TASK INSTRUCTIONS:
Give every line of the data again, unchanged, but with no pictures.

|---|

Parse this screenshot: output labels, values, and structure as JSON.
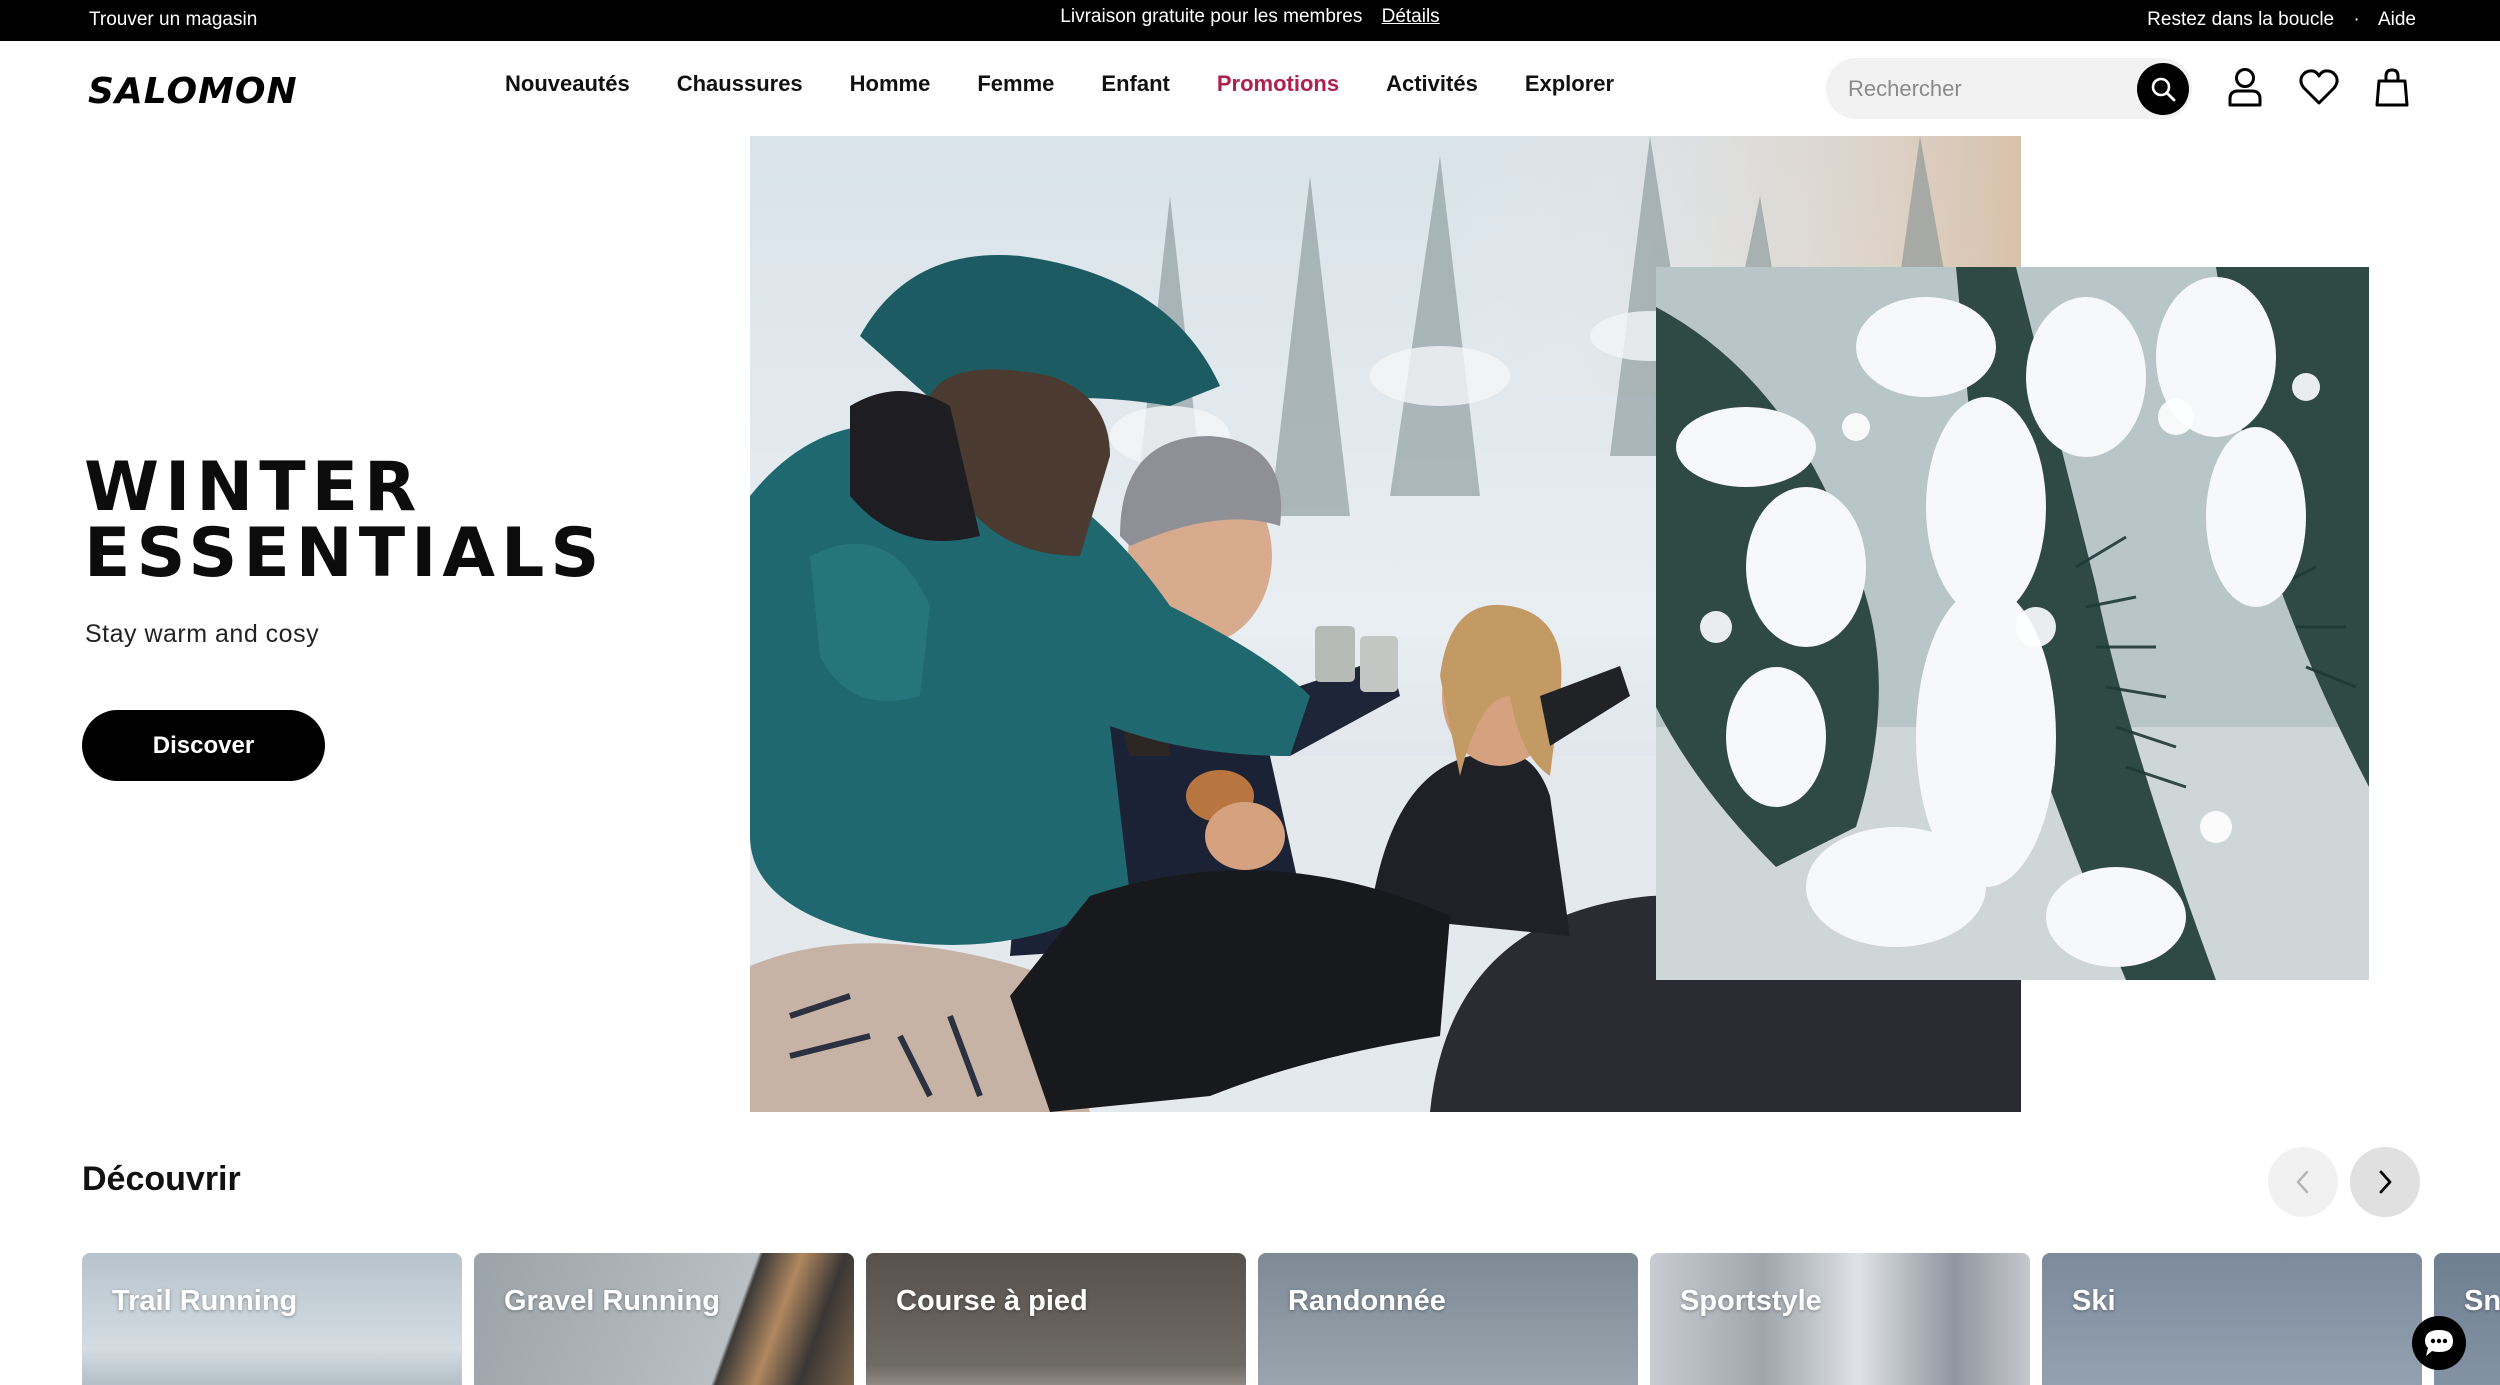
{
  "topbar": {
    "left": "Trouver un magasin",
    "center_text": "Livraison gratuite pour les membres",
    "center_link": "Détails",
    "right_link_1": "Restez dans la boucle",
    "separator": "·",
    "right_link_2": "Aide"
  },
  "header": {
    "logo": "SALOMON",
    "nav": [
      "Nouveautés",
      "Chaussures",
      "Homme",
      "Femme",
      "Enfant",
      "Promotions",
      "Activités",
      "Explorer"
    ],
    "search_placeholder": "Rechercher",
    "icons": [
      "search-icon",
      "account-icon",
      "heart-icon",
      "bag-icon"
    ]
  },
  "hero": {
    "title_line1": "WINTER",
    "title_line2": "ESSENTIALS",
    "subtitle": "Stay warm and cosy",
    "button": "Discover"
  },
  "discover": {
    "title": "Découvrir",
    "cards": [
      "Trail Running",
      "Gravel Running",
      "Course à pied",
      "Randonnée",
      "Sportstyle",
      "Ski",
      "Sno"
    ]
  },
  "colors": {
    "promo": "#b0204e",
    "topbar_bg": "#000000",
    "button_bg": "#000000"
  }
}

|---|

EXERCISE RESPONSE:
Parse this screenshot: output labels, values, and structure as JSON.
{
  "topbar": {
    "left": "Trouver un magasin",
    "center_text": "Livraison gratuite pour les membres",
    "center_link": "Détails",
    "right_link_1": "Restez dans la boucle",
    "separator": "·",
    "right_link_2": "Aide"
  },
  "header": {
    "logo": "SALOMON",
    "nav": [
      "Nouveautés",
      "Chaussures",
      "Homme",
      "Femme",
      "Enfant",
      "Promotions",
      "Activités",
      "Explorer"
    ],
    "search_placeholder": "Rechercher",
    "icons": [
      "search-icon",
      "account-icon",
      "heart-icon",
      "bag-icon"
    ]
  },
  "hero": {
    "title_line1": "WINTER",
    "title_line2": "ESSENTIALS",
    "subtitle": "Stay warm and cosy",
    "button": "Discover"
  },
  "discover": {
    "title": "Découvrir",
    "cards": [
      "Trail Running",
      "Gravel Running",
      "Course à pied",
      "Randonnée",
      "Sportstyle",
      "Ski",
      "Sno"
    ]
  },
  "colors": {
    "promo": "#b0204e",
    "topbar_bg": "#000000",
    "button_bg": "#000000"
  }
}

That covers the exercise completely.